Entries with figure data

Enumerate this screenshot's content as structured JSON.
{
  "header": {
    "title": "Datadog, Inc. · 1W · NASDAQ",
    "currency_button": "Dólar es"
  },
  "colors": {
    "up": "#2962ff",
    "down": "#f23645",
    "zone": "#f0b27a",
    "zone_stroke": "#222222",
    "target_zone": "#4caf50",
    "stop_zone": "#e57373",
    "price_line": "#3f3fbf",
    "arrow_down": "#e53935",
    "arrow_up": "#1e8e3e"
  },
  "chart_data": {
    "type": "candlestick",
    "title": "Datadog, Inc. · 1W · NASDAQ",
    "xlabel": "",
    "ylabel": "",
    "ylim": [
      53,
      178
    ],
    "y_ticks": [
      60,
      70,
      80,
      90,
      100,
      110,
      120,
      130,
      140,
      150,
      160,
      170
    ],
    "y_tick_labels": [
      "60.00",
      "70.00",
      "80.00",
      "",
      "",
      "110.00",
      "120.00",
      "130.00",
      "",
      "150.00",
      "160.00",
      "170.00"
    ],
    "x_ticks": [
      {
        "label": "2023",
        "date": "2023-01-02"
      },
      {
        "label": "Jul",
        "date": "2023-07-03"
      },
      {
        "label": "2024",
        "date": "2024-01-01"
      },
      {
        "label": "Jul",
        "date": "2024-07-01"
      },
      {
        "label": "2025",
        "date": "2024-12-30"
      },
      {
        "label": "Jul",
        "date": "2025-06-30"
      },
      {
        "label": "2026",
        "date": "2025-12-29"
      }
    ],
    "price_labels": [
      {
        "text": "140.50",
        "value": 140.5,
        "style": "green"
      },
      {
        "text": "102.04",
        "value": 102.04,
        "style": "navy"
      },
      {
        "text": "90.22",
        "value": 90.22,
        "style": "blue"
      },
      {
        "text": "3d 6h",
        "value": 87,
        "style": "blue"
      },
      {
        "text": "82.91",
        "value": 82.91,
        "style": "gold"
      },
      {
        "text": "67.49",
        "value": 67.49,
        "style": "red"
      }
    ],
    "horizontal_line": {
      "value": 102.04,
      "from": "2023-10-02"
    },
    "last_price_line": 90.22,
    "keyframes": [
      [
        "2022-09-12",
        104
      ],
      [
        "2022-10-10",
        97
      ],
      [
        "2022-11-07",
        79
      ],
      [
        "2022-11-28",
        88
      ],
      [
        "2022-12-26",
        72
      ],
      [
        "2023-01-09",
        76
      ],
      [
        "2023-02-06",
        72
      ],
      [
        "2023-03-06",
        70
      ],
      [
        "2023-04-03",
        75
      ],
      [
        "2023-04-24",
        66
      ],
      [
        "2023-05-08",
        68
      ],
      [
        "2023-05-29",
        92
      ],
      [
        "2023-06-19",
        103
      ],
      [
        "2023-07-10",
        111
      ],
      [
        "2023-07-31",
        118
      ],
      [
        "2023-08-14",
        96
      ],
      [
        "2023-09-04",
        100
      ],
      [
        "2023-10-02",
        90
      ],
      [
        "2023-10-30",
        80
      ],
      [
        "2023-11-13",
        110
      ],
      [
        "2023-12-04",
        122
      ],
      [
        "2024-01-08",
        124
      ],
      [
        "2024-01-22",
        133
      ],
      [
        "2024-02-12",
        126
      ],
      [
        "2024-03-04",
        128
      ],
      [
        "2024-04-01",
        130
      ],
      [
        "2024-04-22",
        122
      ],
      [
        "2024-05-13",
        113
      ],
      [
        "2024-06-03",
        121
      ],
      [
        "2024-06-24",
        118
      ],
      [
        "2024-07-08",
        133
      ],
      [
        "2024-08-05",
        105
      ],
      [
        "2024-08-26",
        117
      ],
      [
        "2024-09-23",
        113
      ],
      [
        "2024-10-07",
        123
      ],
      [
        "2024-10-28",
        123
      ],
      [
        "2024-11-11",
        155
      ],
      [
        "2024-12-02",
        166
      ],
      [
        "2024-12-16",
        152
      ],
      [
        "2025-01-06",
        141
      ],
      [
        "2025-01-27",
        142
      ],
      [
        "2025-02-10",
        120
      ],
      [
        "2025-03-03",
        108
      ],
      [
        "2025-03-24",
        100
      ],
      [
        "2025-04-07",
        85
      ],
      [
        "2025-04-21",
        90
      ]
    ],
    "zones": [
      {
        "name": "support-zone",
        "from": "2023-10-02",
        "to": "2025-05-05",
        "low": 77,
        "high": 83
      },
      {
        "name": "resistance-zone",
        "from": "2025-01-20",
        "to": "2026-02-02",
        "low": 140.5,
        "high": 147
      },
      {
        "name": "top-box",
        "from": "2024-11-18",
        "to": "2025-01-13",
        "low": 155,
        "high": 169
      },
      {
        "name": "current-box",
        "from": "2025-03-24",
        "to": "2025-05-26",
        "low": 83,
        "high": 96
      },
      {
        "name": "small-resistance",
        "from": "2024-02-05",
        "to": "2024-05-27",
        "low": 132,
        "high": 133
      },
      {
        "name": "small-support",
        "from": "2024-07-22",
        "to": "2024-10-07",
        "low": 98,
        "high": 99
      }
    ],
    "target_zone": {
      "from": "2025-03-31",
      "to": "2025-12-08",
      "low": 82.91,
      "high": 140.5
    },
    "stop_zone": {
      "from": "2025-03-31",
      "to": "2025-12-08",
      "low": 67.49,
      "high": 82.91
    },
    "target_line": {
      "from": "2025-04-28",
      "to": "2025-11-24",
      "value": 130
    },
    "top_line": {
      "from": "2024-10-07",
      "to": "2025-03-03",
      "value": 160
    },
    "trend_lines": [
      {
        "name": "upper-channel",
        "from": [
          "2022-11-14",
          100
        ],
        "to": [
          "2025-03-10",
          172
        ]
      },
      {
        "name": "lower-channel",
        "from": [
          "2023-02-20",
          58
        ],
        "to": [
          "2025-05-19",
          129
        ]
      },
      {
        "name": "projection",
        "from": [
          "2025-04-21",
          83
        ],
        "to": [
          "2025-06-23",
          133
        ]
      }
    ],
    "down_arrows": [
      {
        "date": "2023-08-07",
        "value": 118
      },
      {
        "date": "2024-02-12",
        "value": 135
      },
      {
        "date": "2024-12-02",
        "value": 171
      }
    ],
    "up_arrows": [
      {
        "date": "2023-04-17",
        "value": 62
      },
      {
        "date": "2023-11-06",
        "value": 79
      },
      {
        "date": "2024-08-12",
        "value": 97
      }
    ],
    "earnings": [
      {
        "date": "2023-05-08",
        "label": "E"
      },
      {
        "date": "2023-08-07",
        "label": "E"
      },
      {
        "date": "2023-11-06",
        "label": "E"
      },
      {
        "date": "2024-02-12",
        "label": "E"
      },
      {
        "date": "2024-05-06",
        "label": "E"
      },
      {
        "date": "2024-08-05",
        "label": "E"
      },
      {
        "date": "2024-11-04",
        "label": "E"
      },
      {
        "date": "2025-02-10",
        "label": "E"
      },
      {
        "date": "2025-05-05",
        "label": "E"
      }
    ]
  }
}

Set problem: Gather each line of the listing containing the word "style" and show it.

Full solution:
        "style": "green"
        "style": "navy"
        "style": "blue"
        "style": "blue"
        "style": "gold"
        "style": "red"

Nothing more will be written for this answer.